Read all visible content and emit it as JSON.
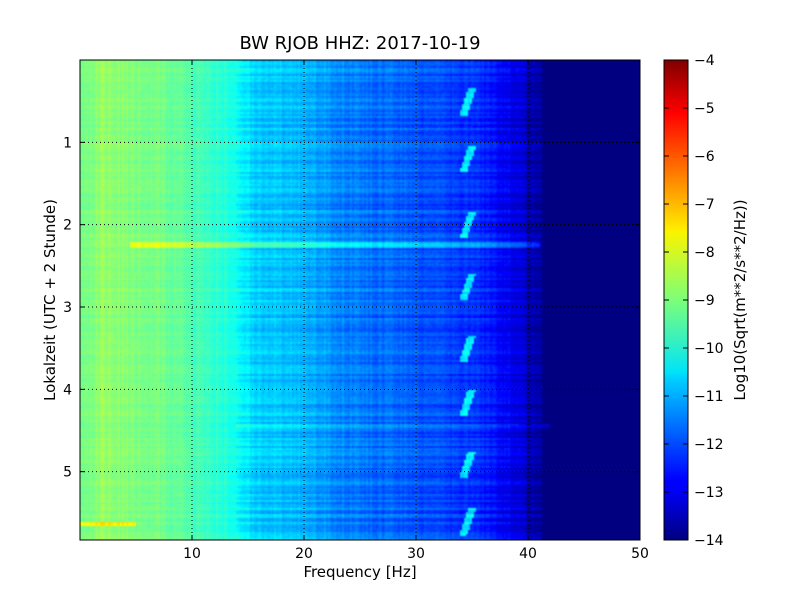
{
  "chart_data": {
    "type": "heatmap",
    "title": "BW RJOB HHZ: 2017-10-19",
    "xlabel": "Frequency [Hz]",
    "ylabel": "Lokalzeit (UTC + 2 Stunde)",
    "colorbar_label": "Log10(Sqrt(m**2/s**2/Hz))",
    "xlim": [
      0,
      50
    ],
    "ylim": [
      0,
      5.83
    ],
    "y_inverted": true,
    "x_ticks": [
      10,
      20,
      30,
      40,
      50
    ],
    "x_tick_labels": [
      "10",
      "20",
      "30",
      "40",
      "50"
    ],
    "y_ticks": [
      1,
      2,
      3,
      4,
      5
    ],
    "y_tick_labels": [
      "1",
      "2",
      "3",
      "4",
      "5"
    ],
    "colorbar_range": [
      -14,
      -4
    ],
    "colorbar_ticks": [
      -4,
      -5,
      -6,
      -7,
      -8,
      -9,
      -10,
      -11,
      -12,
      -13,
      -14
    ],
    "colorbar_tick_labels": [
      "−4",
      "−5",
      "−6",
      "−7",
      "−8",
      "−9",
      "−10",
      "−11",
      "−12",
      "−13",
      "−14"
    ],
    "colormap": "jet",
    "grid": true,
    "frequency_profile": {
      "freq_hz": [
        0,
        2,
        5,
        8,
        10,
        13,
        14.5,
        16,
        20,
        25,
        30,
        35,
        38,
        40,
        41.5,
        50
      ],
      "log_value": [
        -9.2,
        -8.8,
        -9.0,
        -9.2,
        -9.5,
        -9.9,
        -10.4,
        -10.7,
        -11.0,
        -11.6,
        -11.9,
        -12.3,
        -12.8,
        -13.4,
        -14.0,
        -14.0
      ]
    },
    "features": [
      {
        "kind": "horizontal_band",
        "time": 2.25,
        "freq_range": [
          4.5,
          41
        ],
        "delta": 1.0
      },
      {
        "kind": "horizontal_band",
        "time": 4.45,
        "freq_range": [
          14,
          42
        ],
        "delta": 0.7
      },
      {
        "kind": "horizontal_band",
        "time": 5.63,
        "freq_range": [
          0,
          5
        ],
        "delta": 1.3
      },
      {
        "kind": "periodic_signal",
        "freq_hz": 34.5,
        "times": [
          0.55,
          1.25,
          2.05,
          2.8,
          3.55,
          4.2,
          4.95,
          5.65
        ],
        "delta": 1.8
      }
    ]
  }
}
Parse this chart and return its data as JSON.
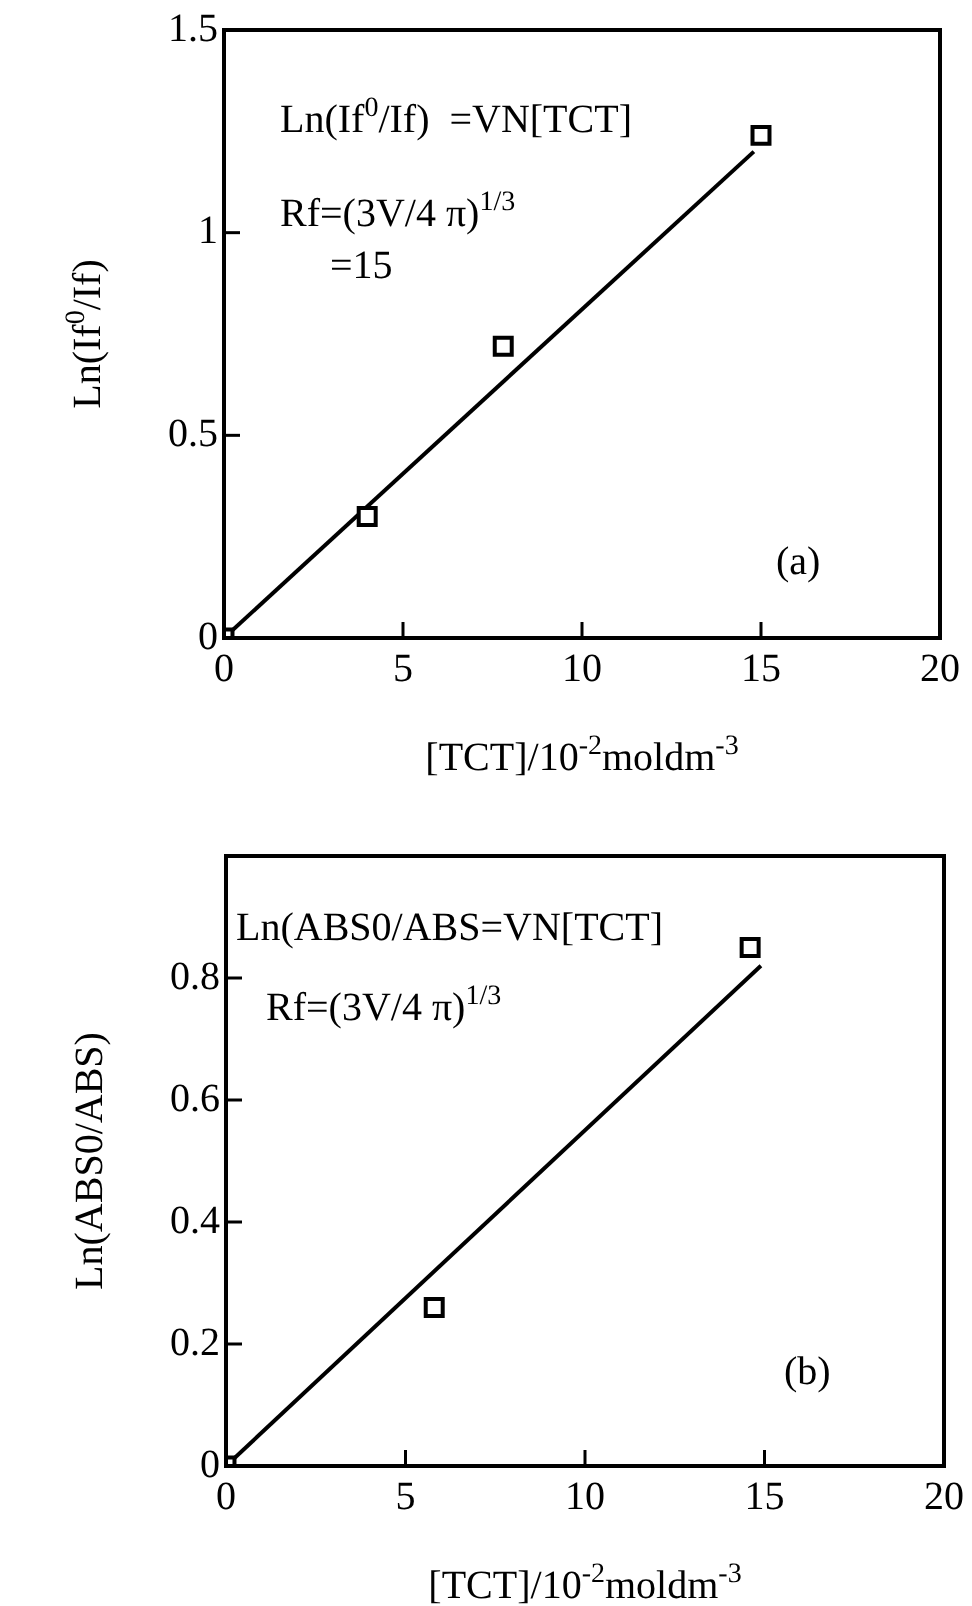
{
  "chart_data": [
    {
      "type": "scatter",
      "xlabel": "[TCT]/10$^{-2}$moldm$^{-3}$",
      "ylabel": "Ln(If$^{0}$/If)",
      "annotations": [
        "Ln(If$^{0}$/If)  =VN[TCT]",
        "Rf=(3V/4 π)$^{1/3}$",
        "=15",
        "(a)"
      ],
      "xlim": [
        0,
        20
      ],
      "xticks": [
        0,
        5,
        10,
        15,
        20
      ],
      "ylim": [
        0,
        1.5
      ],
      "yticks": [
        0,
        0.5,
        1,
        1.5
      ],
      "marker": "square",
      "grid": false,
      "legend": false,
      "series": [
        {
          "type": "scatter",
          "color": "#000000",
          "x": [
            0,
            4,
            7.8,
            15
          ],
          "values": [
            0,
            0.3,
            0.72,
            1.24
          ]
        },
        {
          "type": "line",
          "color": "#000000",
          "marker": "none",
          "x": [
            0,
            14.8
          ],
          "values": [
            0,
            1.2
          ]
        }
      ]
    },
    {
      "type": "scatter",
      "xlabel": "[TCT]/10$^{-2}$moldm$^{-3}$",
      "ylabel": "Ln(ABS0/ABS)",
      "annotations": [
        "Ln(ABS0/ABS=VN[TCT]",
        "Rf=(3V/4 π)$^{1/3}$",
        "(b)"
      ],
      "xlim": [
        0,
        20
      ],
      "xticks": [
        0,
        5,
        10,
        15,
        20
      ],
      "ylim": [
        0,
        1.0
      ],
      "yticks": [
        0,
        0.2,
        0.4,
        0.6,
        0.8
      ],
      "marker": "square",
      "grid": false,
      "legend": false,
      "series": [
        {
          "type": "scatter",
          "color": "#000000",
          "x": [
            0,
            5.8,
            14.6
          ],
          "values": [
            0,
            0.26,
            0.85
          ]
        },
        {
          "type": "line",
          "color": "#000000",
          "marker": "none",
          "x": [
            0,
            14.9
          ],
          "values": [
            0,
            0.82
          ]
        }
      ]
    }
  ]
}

EXERCISE OBJECTIVE:
Exclude the pictures and repeat every other part of the records word for word.

PROBLEM SOLUTION:
Read all visible content and emit it as JSON.
{
  "chart_data": {
    "type": "heatmap",
    "title": "BW RJOB HHZ: 2017-10-19",
    "xlabel": "Frequency [Hz]",
    "ylabel": "Lokalzeit (UTC + 2 Stunde)",
    "colorbar_label": "Log10(Sqrt(m**2/s**2/Hz))",
    "xlim": [
      0,
      50
    ],
    "ylim": [
      0,
      5.83
    ],
    "y_inverted": true,
    "x_ticks": [
      10,
      20,
      30,
      40,
      50
    ],
    "x_tick_labels": [
      "10",
      "20",
      "30",
      "40",
      "50"
    ],
    "y_ticks": [
      1,
      2,
      3,
      4,
      5
    ],
    "y_tick_labels": [
      "1",
      "2",
      "3",
      "4",
      "5"
    ],
    "colorbar_range": [
      -14,
      -4
    ],
    "colorbar_ticks": [
      -4,
      -5,
      -6,
      -7,
      -8,
      -9,
      -10,
      -11,
      -12,
      -13,
      -14
    ],
    "colorbar_tick_labels": [
      "−4",
      "−5",
      "−6",
      "−7",
      "−8",
      "−9",
      "−10",
      "−11",
      "−12",
      "−13",
      "−14"
    ],
    "colormap": "jet",
    "grid": true,
    "frequency_profile": {
      "freq_hz": [
        0,
        2,
        5,
        8,
        10,
        13,
        14.5,
        16,
        20,
        25,
        30,
        35,
        38,
        40,
        41.5,
        50
      ],
      "log_value": [
        -9.2,
        -8.8,
        -9.0,
        -9.2,
        -9.5,
        -9.9,
        -10.4,
        -10.7,
        -11.0,
        -11.6,
        -11.9,
        -12.3,
        -12.8,
        -13.4,
        -14.0,
        -14.0
      ]
    },
    "features": [
      {
        "kind": "horizontal_band",
        "time": 2.25,
        "freq_range": [
          4.5,
          41
        ],
        "delta": 1.0
      },
      {
        "kind": "horizontal_band",
        "time": 4.45,
        "freq_range": [
          14,
          42
        ],
        "delta": 0.7
      },
      {
        "kind": "horizontal_band",
        "time": 5.63,
        "freq_range": [
          0,
          5
        ],
        "delta": 1.3
      },
      {
        "kind": "periodic_signal",
        "freq_hz": 34.5,
        "times": [
          0.55,
          1.25,
          2.05,
          2.8,
          3.55,
          4.2,
          4.95,
          5.65
        ],
        "delta": 1.8
      }
    ]
  }
}
Parse this chart and return its data as JSON.
{
  "chart_data": [
    {
      "type": "scatter",
      "xlabel": "[TCT]/10$^{-2}$moldm$^{-3}$",
      "ylabel": "Ln(If$^{0}$/If)",
      "annotations": [
        "Ln(If$^{0}$/If)  =VN[TCT]",
        "Rf=(3V/4 π)$^{1/3}$",
        "=15",
        "(a)"
      ],
      "xlim": [
        0,
        20
      ],
      "xticks": [
        0,
        5,
        10,
        15,
        20
      ],
      "ylim": [
        0,
        1.5
      ],
      "yticks": [
        0,
        0.5,
        1,
        1.5
      ],
      "marker": "square",
      "grid": false,
      "legend": false,
      "series": [
        {
          "type": "scatter",
          "color": "#000000",
          "x": [
            0,
            4,
            7.8,
            15
          ],
          "values": [
            0,
            0.3,
            0.72,
            1.24
          ]
        },
        {
          "type": "line",
          "color": "#000000",
          "marker": "none",
          "x": [
            0,
            14.8
          ],
          "values": [
            0,
            1.2
          ]
        }
      ]
    },
    {
      "type": "scatter",
      "xlabel": "[TCT]/10$^{-2}$moldm$^{-3}$",
      "ylabel": "Ln(ABS0/ABS)",
      "annotations": [
        "Ln(ABS0/ABS=VN[TCT]",
        "Rf=(3V/4 π)$^{1/3}$",
        "(b)"
      ],
      "xlim": [
        0,
        20
      ],
      "xticks": [
        0,
        5,
        10,
        15,
        20
      ],
      "ylim": [
        0,
        1.0
      ],
      "yticks": [
        0,
        0.2,
        0.4,
        0.6,
        0.8
      ],
      "marker": "square",
      "grid": false,
      "legend": false,
      "series": [
        {
          "type": "scatter",
          "color": "#000000",
          "x": [
            0,
            5.8,
            14.6
          ],
          "values": [
            0,
            0.26,
            0.85
          ]
        },
        {
          "type": "line",
          "color": "#000000",
          "marker": "none",
          "x": [
            0,
            14.9
          ],
          "values": [
            0,
            0.82
          ]
        }
      ]
    }
  ]
}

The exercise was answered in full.